:: Problem ::
Produce an exact transcription of the listing below, omitting the pictures.

___ Records supplied ___

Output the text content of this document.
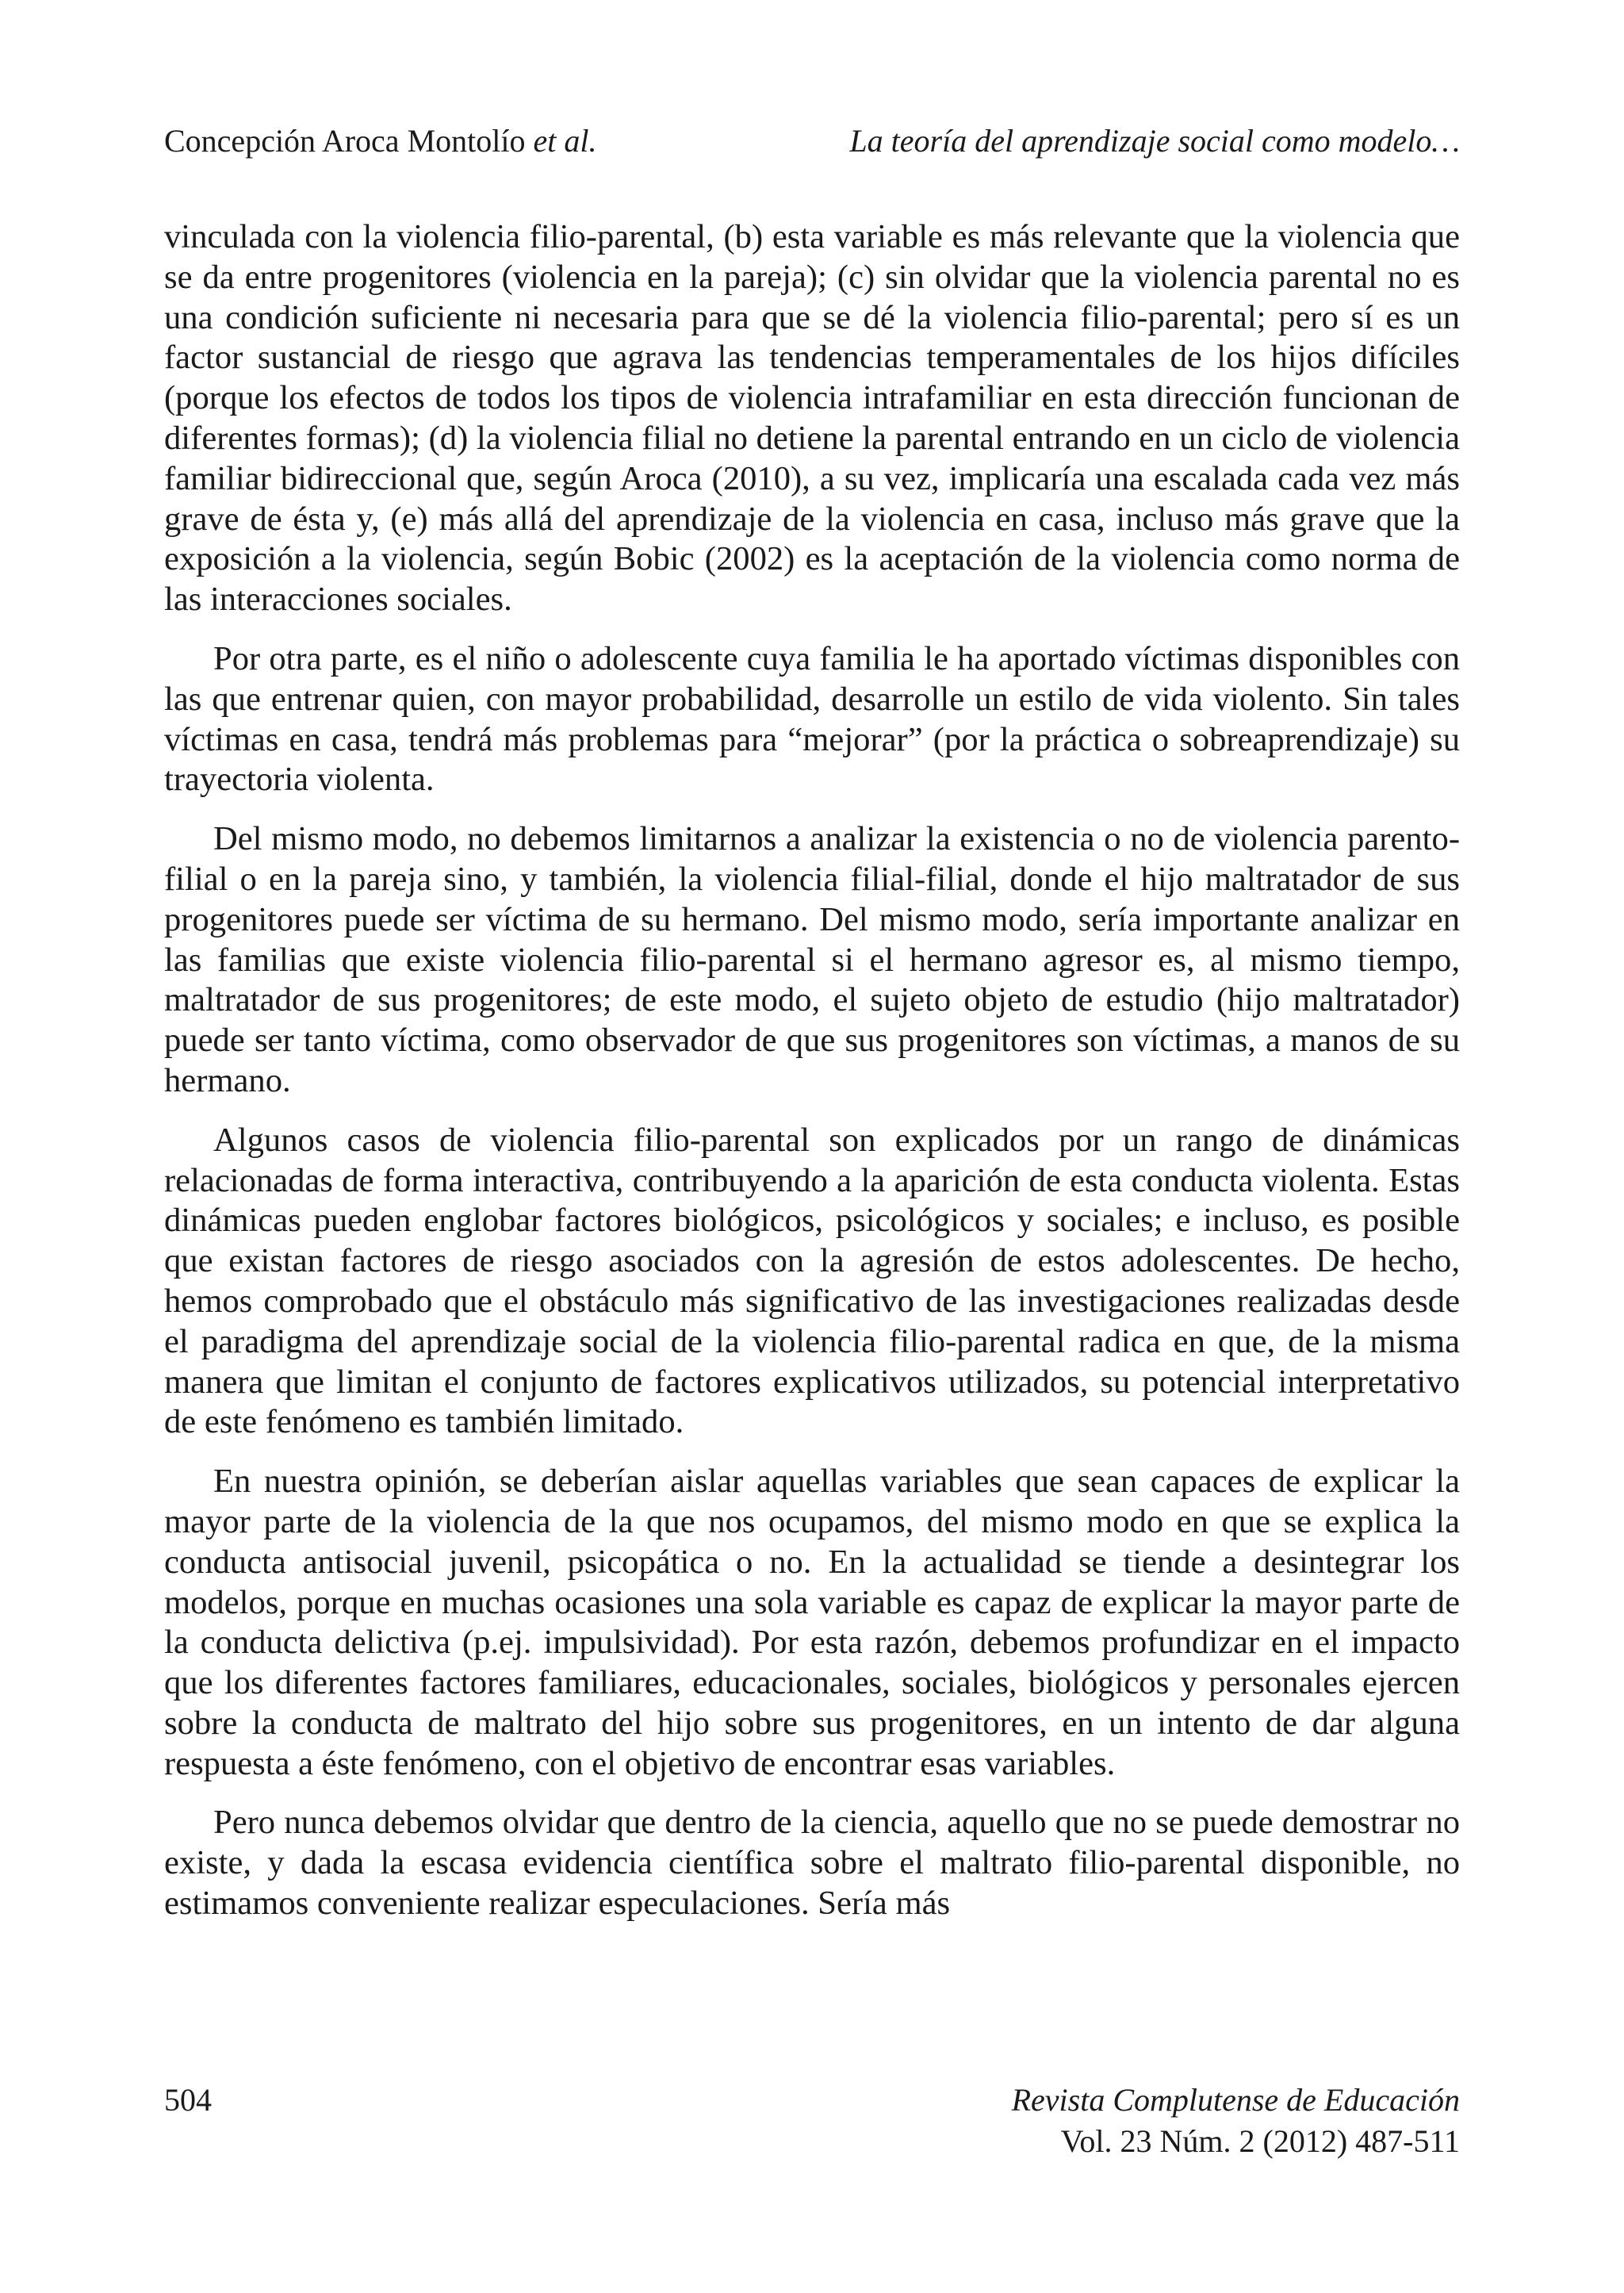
Concepción Aroca Montolío et al.	La teoría del aprendizaje social como modelo…

vinculada con la violencia filio-parental, (b) esta variable es más relevante que la violencia que se da entre progenitores (violencia en la pareja); (c) sin olvidar que la violencia parental no es una condición suficiente ni necesaria para que se dé la violencia filio-parental; pero sí es un factor sustancial de riesgo que agrava las tendencias temperamentales de los hijos difíciles (porque los efectos de todos los tipos de violencia intrafamiliar en esta dirección funcionan de diferentes formas); (d) la violencia filial no detiene la parental entrando en un ciclo de violencia familiar bidireccional que, según Aroca (2010), a su vez, implicaría una escalada cada vez más grave de ésta y, (e) más allá del aprendizaje de la violencia en casa, incluso más grave que la exposición a la violencia, según Bobic (2002) es la aceptación de la violencia como norma de las interacciones sociales.

Por otra parte, es el niño o adolescente cuya familia le ha aportado víctimas disponibles con las que entrenar quien, con mayor probabilidad, desarrolle un estilo de vida violento. Sin tales víctimas en casa, tendrá más problemas para “mejorar” (por la práctica o sobreaprendizaje) su trayectoria violenta.

Del mismo modo, no debemos limitarnos a analizar la existencia o no de violencia parento-filial o en la pareja sino, y también, la violencia filial-filial, donde el hijo maltratador de sus progenitores puede ser víctima de su hermano. Del mismo modo, sería importante analizar en las familias que existe violencia filio-parental si el hermano agresor es, al mismo tiempo, maltratador de sus progenitores; de este modo, el sujeto objeto de estudio (hijo maltratador) puede ser tanto víctima, como observador de que sus progenitores son víctimas, a manos de su hermano.

Algunos casos de violencia filio-parental son explicados por un rango de dinámicas relacionadas de forma interactiva, contribuyendo a la aparición de esta conducta violenta. Estas dinámicas pueden englobar factores biológicos, psicológicos y sociales; e incluso, es posible que existan factores de riesgo asociados con la agresión de estos adolescentes. De hecho, hemos comprobado que el obstáculo más significativo de las investigaciones realizadas desde el paradigma del aprendizaje social de la violencia filio-parental radica en que, de la misma manera que limitan el conjunto de factores explicativos utilizados, su potencial interpretativo de este fenómeno es también limitado.

En nuestra opinión, se deberían aislar aquellas variables que sean capaces de explicar la mayor parte de la violencia de la que nos ocupamos, del mismo modo en que se explica la conducta antisocial juvenil, psicopática o no. En la actualidad se tiende a desintegrar los modelos, porque en muchas ocasiones una sola variable es capaz de explicar la mayor parte de la conducta delictiva (p.ej. impulsividad). Por esta razón, debemos profundizar en el impacto que los diferentes factores familiares, educacionales, sociales, biológicos y personales ejercen sobre la conducta de maltrato del hijo sobre sus progenitores, en un intento de dar alguna respuesta a éste fenómeno, con el objetivo de encontrar esas variables.

Pero nunca debemos olvidar que dentro de la ciencia, aquello que no se puede demostrar no existe, y dada la escasa evidencia científica sobre el maltrato filio-parental disponible, no estimamos conveniente realizar especulaciones. Sería más

504	Revista Complutense de Educación
Vol. 23 Núm. 2 (2012) 487-511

___

:: Result for this task ::
Output the text content of this document.
Concepción Aroca Montolío et al.	La teoría del aprendizaje social como modelo…

vinculada con la violencia filio-parental, (b) esta variable es más relevante que la violencia que se da entre progenitores (violencia en la pareja); (c) sin olvidar que la violencia parental no es una condición suficiente ni necesaria para que se dé la violencia filio-parental; pero sí es un factor sustancial de riesgo que agrava las tendencias temperamentales de los hijos difíciles (porque los efectos de todos los tipos de violencia intrafamiliar en esta dirección funcionan de diferentes formas); (d) la violencia filial no detiene la parental entrando en un ciclo de violencia familiar bidireccional que, según Aroca (2010), a su vez, implicaría una escalada cada vez más grave de ésta y, (e) más allá del aprendizaje de la violencia en casa, incluso más grave que la exposición a la violencia, según Bobic (2002) es la aceptación de la violencia como norma de las interacciones sociales.

Por otra parte, es el niño o adolescente cuya familia le ha aportado víctimas disponibles con las que entrenar quien, con mayor probabilidad, desarrolle un estilo de vida violento. Sin tales víctimas en casa, tendrá más problemas para “mejorar” (por la práctica o sobreaprendizaje) su trayectoria violenta.

Del mismo modo, no debemos limitarnos a analizar la existencia o no de violencia parento-filial o en la pareja sino, y también, la violencia filial-filial, donde el hijo maltratador de sus progenitores puede ser víctima de su hermano. Del mismo modo, sería importante analizar en las familias que existe violencia filio-parental si el hermano agresor es, al mismo tiempo, maltratador de sus progenitores; de este modo, el sujeto objeto de estudio (hijo maltratador) puede ser tanto víctima, como observador de que sus progenitores son víctimas, a manos de su hermano.

Algunos casos de violencia filio-parental son explicados por un rango de dinámicas relacionadas de forma interactiva, contribuyendo a la aparición de esta conducta violenta. Estas dinámicas pueden englobar factores biológicos, psicológicos y sociales; e incluso, es posible que existan factores de riesgo asociados con la agresión de estos adolescentes. De hecho, hemos comprobado que el obstáculo más significativo de las investigaciones realizadas desde el paradigma del aprendizaje social de la violencia filio-parental radica en que, de la misma manera que limitan el conjunto de factores explicativos utilizados, su potencial interpretativo de este fenómeno es también limitado.

En nuestra opinión, se deberían aislar aquellas variables que sean capaces de explicar la mayor parte de la violencia de la que nos ocupamos, del mismo modo en que se explica la conducta antisocial juvenil, psicopática o no. En la actualidad se tiende a desintegrar los modelos, porque en muchas ocasiones una sola variable es capaz de explicar la mayor parte de la conducta delictiva (p.ej. impulsividad). Por esta razón, debemos profundizar en el impacto que los diferentes factores familiares, educacionales, sociales, biológicos y personales ejercen sobre la conducta de maltrato del hijo sobre sus progenitores, en un intento de dar alguna respuesta a éste fenómeno, con el objetivo de encontrar esas variables.

Pero nunca debemos olvidar que dentro de la ciencia, aquello que no se puede demostrar no existe, y dada la escasa evidencia científica sobre el maltrato filio-parental disponible, no estimamos conveniente realizar especulaciones. Sería más

504	Revista Complutense de Educación
Vol. 23 Núm. 2 (2012) 487-511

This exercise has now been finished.